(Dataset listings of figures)
────────────────

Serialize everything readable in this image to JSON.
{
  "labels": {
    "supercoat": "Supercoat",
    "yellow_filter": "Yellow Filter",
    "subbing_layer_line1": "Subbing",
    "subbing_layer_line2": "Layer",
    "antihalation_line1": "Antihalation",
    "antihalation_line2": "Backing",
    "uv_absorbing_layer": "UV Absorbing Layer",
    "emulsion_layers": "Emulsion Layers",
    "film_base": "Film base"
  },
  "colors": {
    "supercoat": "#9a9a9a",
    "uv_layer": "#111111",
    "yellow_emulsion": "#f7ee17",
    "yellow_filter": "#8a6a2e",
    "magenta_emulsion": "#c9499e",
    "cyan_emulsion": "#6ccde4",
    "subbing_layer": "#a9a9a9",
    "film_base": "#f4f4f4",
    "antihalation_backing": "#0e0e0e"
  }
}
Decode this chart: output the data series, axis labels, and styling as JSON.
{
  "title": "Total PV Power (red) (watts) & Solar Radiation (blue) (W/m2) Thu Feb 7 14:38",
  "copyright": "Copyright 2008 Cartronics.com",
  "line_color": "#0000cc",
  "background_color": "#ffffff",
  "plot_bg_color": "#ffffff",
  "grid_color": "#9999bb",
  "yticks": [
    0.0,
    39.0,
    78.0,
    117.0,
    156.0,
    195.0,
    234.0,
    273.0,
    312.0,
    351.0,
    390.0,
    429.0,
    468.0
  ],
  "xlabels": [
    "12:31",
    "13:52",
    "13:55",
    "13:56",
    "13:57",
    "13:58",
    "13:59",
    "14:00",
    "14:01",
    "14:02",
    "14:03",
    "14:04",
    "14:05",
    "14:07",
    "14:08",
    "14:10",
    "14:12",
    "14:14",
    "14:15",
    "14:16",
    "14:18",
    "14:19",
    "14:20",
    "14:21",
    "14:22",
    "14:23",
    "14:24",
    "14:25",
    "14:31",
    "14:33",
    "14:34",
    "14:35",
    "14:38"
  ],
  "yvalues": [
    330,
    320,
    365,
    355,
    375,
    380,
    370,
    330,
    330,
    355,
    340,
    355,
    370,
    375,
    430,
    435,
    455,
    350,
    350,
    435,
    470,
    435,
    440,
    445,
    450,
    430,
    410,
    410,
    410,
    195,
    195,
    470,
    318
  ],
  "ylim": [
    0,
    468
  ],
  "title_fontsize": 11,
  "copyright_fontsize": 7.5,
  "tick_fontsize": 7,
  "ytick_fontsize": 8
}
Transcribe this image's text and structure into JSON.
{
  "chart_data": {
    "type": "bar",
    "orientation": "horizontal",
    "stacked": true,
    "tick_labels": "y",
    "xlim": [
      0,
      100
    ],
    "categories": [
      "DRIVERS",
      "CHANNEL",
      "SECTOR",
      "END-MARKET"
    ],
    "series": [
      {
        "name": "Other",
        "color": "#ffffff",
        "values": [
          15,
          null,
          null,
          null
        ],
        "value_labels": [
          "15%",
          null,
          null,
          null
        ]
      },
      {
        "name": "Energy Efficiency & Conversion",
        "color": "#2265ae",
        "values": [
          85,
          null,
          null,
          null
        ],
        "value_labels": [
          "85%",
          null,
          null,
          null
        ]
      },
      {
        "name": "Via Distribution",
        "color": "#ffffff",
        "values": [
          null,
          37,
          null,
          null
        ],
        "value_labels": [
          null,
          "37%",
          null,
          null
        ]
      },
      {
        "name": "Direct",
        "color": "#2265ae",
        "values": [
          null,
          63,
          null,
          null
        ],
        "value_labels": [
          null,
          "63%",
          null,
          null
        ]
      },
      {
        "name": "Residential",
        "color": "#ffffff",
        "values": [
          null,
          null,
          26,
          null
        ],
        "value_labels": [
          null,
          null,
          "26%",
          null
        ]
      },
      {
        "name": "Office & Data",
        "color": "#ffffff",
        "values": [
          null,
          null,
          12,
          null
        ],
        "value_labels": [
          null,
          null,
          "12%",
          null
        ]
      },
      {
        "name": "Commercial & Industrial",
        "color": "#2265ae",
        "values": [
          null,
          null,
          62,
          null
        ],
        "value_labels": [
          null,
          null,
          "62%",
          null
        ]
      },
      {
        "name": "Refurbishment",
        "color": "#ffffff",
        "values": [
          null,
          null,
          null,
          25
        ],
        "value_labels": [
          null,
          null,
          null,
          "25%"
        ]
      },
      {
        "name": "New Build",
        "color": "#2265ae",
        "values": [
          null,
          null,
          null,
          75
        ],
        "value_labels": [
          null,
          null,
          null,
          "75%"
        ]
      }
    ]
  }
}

────────────────

Required work
Output the data above exactly, please, line for line.

Response to this task
Serialize everything readable in this image to JSON.
{
  "labels": {
    "supercoat": "Supercoat",
    "yellow_filter": "Yellow Filter",
    "subbing_layer_line1": "Subbing",
    "subbing_layer_line2": "Layer",
    "antihalation_line1": "Antihalation",
    "antihalation_line2": "Backing",
    "uv_absorbing_layer": "UV Absorbing Layer",
    "emulsion_layers": "Emulsion Layers",
    "film_base": "Film base"
  },
  "colors": {
    "supercoat": "#9a9a9a",
    "uv_layer": "#111111",
    "yellow_emulsion": "#f7ee17",
    "yellow_filter": "#8a6a2e",
    "magenta_emulsion": "#c9499e",
    "cyan_emulsion": "#6ccde4",
    "subbing_layer": "#a9a9a9",
    "film_base": "#f4f4f4",
    "antihalation_backing": "#0e0e0e"
  }
}
Decode this chart: output the data series, axis labels, and styling as JSON.
{
  "title": "Total PV Power (red) (watts) & Solar Radiation (blue) (W/m2) Thu Feb 7 14:38",
  "copyright": "Copyright 2008 Cartronics.com",
  "line_color": "#0000cc",
  "background_color": "#ffffff",
  "plot_bg_color": "#ffffff",
  "grid_color": "#9999bb",
  "yticks": [
    0.0,
    39.0,
    78.0,
    117.0,
    156.0,
    195.0,
    234.0,
    273.0,
    312.0,
    351.0,
    390.0,
    429.0,
    468.0
  ],
  "xlabels": [
    "12:31",
    "13:52",
    "13:55",
    "13:56",
    "13:57",
    "13:58",
    "13:59",
    "14:00",
    "14:01",
    "14:02",
    "14:03",
    "14:04",
    "14:05",
    "14:07",
    "14:08",
    "14:10",
    "14:12",
    "14:14",
    "14:15",
    "14:16",
    "14:18",
    "14:19",
    "14:20",
    "14:21",
    "14:22",
    "14:23",
    "14:24",
    "14:25",
    "14:31",
    "14:33",
    "14:34",
    "14:35",
    "14:38"
  ],
  "yvalues": [
    330,
    320,
    365,
    355,
    375,
    380,
    370,
    330,
    330,
    355,
    340,
    355,
    370,
    375,
    430,
    435,
    455,
    350,
    350,
    435,
    470,
    435,
    440,
    445,
    450,
    430,
    410,
    410,
    410,
    195,
    195,
    470,
    318
  ],
  "ylim": [
    0,
    468
  ],
  "title_fontsize": 11,
  "copyright_fontsize": 7.5,
  "tick_fontsize": 7,
  "ytick_fontsize": 8
}
Transcribe this image's text and structure into JSON.
{
  "chart_data": {
    "type": "bar",
    "orientation": "horizontal",
    "stacked": true,
    "tick_labels": "y",
    "xlim": [
      0,
      100
    ],
    "categories": [
      "DRIVERS",
      "CHANNEL",
      "SECTOR",
      "END-MARKET"
    ],
    "series": [
      {
        "name": "Other",
        "color": "#ffffff",
        "values": [
          15,
          null,
          null,
          null
        ],
        "value_labels": [
          "15%",
          null,
          null,
          null
        ]
      },
      {
        "name": "Energy Efficiency & Conversion",
        "color": "#2265ae",
        "values": [
          85,
          null,
          null,
          null
        ],
        "value_labels": [
          "85%",
          null,
          null,
          null
        ]
      },
      {
        "name": "Via Distribution",
        "color": "#ffffff",
        "values": [
          null,
          37,
          null,
          null
        ],
        "value_labels": [
          null,
          "37%",
          null,
          null
        ]
      },
      {
        "name": "Direct",
        "color": "#2265ae",
        "values": [
          null,
          63,
          null,
          null
        ],
        "value_labels": [
          null,
          "63%",
          null,
          null
        ]
      },
      {
        "name": "Residential",
        "color": "#ffffff",
        "values": [
          null,
          null,
          26,
          null
        ],
        "value_labels": [
          null,
          null,
          "26%",
          null
        ]
      },
      {
        "name": "Office & Data",
        "color": "#ffffff",
        "values": [
          null,
          null,
          12,
          null
        ],
        "value_labels": [
          null,
          null,
          "12%",
          null
        ]
      },
      {
        "name": "Commercial & Industrial",
        "color": "#2265ae",
        "values": [
          null,
          null,
          62,
          null
        ],
        "value_labels": [
          null,
          null,
          "62%",
          null
        ]
      },
      {
        "name": "Refurbishment",
        "color": "#ffffff",
        "values": [
          null,
          null,
          null,
          25
        ],
        "value_labels": [
          null,
          null,
          null,
          "25%"
        ]
      },
      {
        "name": "New Build",
        "color": "#2265ae",
        "values": [
          null,
          null,
          null,
          75
        ],
        "value_labels": [
          null,
          null,
          null,
          "75%"
        ]
      }
    ]
  }
}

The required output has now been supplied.